◆ **Required work**: Compute how many lines in the entries below contain "bears", and output nothing but the number.

◆ **Supplied data**:

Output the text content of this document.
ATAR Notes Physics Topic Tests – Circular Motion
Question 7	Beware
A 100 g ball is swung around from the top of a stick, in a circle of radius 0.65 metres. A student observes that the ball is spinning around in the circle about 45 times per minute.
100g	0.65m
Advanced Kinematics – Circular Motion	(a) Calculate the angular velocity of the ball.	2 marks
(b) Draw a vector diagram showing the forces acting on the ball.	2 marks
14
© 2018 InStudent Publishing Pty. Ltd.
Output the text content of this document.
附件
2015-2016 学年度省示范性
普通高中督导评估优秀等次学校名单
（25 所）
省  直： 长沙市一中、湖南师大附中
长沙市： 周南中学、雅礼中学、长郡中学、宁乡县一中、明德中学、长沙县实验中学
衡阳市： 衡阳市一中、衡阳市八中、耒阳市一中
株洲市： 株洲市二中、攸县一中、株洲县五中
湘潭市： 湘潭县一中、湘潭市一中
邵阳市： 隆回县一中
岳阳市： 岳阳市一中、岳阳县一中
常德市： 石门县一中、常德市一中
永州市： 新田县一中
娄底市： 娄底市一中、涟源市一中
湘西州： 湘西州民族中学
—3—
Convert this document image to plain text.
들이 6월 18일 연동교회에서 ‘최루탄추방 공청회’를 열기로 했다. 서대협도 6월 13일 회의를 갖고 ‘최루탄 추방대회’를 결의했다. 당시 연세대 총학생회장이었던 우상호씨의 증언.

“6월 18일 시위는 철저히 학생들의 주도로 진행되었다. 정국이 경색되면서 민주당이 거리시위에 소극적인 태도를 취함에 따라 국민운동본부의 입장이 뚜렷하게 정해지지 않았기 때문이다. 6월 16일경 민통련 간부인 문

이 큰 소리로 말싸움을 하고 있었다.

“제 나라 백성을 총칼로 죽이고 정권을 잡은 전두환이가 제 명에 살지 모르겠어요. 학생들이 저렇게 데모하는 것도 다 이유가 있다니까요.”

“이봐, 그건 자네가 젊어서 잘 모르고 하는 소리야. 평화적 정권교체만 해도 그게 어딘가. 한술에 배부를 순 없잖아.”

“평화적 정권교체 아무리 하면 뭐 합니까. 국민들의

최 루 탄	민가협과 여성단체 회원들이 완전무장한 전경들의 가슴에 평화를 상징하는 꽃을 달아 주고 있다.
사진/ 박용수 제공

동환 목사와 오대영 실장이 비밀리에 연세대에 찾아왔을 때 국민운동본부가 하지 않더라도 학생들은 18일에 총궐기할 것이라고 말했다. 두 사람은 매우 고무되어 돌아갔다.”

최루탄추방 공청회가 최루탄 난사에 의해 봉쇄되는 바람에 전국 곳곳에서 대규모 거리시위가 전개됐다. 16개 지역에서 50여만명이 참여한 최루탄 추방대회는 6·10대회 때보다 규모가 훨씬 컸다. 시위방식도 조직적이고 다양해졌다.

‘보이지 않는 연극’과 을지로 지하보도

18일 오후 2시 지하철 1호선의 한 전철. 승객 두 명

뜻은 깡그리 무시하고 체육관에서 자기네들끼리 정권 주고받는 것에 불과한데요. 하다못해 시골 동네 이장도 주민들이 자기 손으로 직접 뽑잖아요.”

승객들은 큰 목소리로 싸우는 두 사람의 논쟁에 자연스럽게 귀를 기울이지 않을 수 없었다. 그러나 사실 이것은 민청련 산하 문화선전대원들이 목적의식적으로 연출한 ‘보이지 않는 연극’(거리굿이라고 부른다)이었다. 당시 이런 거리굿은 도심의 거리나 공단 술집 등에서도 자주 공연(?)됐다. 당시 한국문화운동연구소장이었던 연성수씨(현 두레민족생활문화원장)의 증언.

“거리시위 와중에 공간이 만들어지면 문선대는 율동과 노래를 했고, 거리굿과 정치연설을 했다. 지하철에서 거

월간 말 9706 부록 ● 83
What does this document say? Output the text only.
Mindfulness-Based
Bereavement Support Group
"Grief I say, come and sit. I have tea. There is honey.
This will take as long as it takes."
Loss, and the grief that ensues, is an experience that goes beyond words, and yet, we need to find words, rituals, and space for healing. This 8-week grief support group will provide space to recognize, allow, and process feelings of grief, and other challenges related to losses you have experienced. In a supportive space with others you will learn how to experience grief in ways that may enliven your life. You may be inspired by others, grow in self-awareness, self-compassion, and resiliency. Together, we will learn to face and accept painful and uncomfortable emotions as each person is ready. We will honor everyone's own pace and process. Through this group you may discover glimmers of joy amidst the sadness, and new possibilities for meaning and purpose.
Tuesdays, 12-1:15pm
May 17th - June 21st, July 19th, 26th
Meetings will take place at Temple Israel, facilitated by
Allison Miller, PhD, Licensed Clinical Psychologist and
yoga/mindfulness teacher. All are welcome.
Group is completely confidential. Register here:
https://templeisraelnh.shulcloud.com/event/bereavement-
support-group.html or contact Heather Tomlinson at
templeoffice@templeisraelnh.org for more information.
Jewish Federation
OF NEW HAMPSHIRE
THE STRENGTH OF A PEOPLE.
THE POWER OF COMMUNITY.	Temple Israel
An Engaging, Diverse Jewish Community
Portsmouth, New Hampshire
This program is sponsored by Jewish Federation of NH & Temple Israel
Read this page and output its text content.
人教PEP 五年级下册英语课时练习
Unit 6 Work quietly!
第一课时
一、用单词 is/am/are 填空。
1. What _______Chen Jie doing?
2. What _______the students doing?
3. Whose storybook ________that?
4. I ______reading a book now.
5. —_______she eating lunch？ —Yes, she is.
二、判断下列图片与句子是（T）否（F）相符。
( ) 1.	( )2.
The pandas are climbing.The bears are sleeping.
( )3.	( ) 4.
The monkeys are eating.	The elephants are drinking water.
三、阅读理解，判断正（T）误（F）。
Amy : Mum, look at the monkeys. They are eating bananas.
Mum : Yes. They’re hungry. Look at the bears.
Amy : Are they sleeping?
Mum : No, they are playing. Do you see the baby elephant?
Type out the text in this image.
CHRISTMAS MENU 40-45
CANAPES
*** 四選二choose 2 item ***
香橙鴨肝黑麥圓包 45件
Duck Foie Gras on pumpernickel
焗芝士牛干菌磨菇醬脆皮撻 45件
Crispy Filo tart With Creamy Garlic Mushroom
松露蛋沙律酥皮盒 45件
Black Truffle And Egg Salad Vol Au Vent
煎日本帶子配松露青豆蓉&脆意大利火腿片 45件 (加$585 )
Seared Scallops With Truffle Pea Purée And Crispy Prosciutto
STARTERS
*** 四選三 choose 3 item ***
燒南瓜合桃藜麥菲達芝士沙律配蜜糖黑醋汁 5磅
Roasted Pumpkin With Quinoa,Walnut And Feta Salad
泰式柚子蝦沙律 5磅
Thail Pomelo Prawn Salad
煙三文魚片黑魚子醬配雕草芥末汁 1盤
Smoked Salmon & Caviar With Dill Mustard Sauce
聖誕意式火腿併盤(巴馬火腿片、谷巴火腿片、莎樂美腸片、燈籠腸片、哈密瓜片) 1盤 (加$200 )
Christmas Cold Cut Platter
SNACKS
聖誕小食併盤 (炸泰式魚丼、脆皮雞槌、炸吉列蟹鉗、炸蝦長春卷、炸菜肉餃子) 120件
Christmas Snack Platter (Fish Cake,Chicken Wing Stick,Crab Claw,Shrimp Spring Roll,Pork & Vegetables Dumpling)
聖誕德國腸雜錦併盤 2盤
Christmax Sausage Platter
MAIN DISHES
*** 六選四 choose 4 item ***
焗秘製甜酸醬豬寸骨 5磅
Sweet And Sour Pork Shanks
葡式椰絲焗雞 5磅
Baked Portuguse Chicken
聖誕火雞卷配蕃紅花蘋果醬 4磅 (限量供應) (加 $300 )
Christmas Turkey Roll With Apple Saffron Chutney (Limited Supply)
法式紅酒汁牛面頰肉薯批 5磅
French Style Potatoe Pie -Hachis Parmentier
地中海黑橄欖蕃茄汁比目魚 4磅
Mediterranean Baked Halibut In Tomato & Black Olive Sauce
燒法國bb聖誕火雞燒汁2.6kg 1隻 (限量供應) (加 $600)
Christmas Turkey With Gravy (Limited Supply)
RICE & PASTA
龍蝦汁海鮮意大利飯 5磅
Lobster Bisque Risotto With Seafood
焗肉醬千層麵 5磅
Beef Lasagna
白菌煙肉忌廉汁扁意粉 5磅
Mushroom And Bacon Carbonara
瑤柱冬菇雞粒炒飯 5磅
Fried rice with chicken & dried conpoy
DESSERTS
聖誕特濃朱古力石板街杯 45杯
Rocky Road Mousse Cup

◆ **Answer for this exercise**: 2